Your task is to restate the data word for word.
--- START OF Entries ---
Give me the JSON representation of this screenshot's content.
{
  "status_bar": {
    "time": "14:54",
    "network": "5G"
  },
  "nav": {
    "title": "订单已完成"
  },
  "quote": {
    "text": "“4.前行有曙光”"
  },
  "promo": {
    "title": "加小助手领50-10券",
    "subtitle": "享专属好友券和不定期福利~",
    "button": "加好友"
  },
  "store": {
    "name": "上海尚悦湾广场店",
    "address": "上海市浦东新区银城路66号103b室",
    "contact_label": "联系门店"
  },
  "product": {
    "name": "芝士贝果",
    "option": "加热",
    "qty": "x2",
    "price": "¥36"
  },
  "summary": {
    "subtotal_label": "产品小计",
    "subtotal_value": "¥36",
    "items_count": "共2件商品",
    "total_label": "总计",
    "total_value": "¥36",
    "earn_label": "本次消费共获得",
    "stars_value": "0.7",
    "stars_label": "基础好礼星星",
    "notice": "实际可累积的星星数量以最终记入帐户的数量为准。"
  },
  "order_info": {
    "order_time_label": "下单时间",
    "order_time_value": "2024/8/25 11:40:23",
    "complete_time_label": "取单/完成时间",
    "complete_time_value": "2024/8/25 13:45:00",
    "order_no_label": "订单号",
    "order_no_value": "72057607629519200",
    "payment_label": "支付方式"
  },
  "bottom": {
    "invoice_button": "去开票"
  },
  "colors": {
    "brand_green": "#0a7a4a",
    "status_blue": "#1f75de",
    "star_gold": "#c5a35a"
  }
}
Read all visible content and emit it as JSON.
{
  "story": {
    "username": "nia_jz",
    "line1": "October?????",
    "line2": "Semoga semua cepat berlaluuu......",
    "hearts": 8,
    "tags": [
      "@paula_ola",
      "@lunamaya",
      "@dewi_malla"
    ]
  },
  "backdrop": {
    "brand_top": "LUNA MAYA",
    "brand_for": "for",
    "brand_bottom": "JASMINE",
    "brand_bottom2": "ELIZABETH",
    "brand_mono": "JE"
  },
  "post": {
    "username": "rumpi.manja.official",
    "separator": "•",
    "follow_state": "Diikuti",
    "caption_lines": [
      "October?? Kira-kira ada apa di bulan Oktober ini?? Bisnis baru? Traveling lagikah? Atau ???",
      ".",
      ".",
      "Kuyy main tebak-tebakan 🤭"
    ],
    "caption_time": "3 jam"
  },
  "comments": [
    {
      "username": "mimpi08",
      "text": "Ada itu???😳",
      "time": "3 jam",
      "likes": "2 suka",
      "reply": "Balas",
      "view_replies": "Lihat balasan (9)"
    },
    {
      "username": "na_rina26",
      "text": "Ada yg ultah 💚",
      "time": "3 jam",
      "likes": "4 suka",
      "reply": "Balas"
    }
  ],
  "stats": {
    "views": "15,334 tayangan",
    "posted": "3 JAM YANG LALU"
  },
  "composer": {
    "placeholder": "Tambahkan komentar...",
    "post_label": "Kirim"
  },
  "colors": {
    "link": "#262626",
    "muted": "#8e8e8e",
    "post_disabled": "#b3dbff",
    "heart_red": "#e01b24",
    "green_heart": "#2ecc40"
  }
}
--- END OF Entries ---
- Expected answer -
Give me the JSON representation of this screenshot's content.
{
  "status_bar": {
    "time": "14:54",
    "network": "5G"
  },
  "nav": {
    "title": "订单已完成"
  },
  "quote": {
    "text": "“4.前行有曙光”"
  },
  "promo": {
    "title": "加小助手领50-10券",
    "subtitle": "享专属好友券和不定期福利~",
    "button": "加好友"
  },
  "store": {
    "name": "上海尚悦湾广场店",
    "address": "上海市浦东新区银城路66号103b室",
    "contact_label": "联系门店"
  },
  "product": {
    "name": "芝士贝果",
    "option": "加热",
    "qty": "x2",
    "price": "¥36"
  },
  "summary": {
    "subtotal_label": "产品小计",
    "subtotal_value": "¥36",
    "items_count": "共2件商品",
    "total_label": "总计",
    "total_value": "¥36",
    "earn_label": "本次消费共获得",
    "stars_value": "0.7",
    "stars_label": "基础好礼星星",
    "notice": "实际可累积的星星数量以最终记入帐户的数量为准。"
  },
  "order_info": {
    "order_time_label": "下单时间",
    "order_time_value": "2024/8/25 11:40:23",
    "complete_time_label": "取单/完成时间",
    "complete_time_value": "2024/8/25 13:45:00",
    "order_no_label": "订单号",
    "order_no_value": "72057607629519200",
    "payment_label": "支付方式"
  },
  "bottom": {
    "invoice_button": "去开票"
  },
  "colors": {
    "brand_green": "#0a7a4a",
    "status_blue": "#1f75de",
    "star_gold": "#c5a35a"
  }
}
Read all visible content and emit it as JSON.
{
  "story": {
    "username": "nia_jz",
    "line1": "October?????",
    "line2": "Semoga semua cepat berlaluuu......",
    "hearts": 8,
    "tags": [
      "@paula_ola",
      "@lunamaya",
      "@dewi_malla"
    ]
  },
  "backdrop": {
    "brand_top": "LUNA MAYA",
    "brand_for": "for",
    "brand_bottom": "JASMINE",
    "brand_bottom2": "ELIZABETH",
    "brand_mono": "JE"
  },
  "post": {
    "username": "rumpi.manja.official",
    "separator": "•",
    "follow_state": "Diikuti",
    "caption_lines": [
      "October?? Kira-kira ada apa di bulan Oktober ini?? Bisnis baru? Traveling lagikah? Atau ???",
      ".",
      ".",
      "Kuyy main tebak-tebakan 🤭"
    ],
    "caption_time": "3 jam"
  },
  "comments": [
    {
      "username": "mimpi08",
      "text": "Ada itu???😳",
      "time": "3 jam",
      "likes": "2 suka",
      "reply": "Balas",
      "view_replies": "Lihat balasan (9)"
    },
    {
      "username": "na_rina26",
      "text": "Ada yg ultah 💚",
      "time": "3 jam",
      "likes": "4 suka",
      "reply": "Balas"
    }
  ],
  "stats": {
    "views": "15,334 tayangan",
    "posted": "3 JAM YANG LALU"
  },
  "composer": {
    "placeholder": "Tambahkan komentar...",
    "post_label": "Kirim"
  },
  "colors": {
    "link": "#262626",
    "muted": "#8e8e8e",
    "post_disabled": "#b3dbff",
    "heart_red": "#e01b24",
    "green_heart": "#2ecc40"
  }
}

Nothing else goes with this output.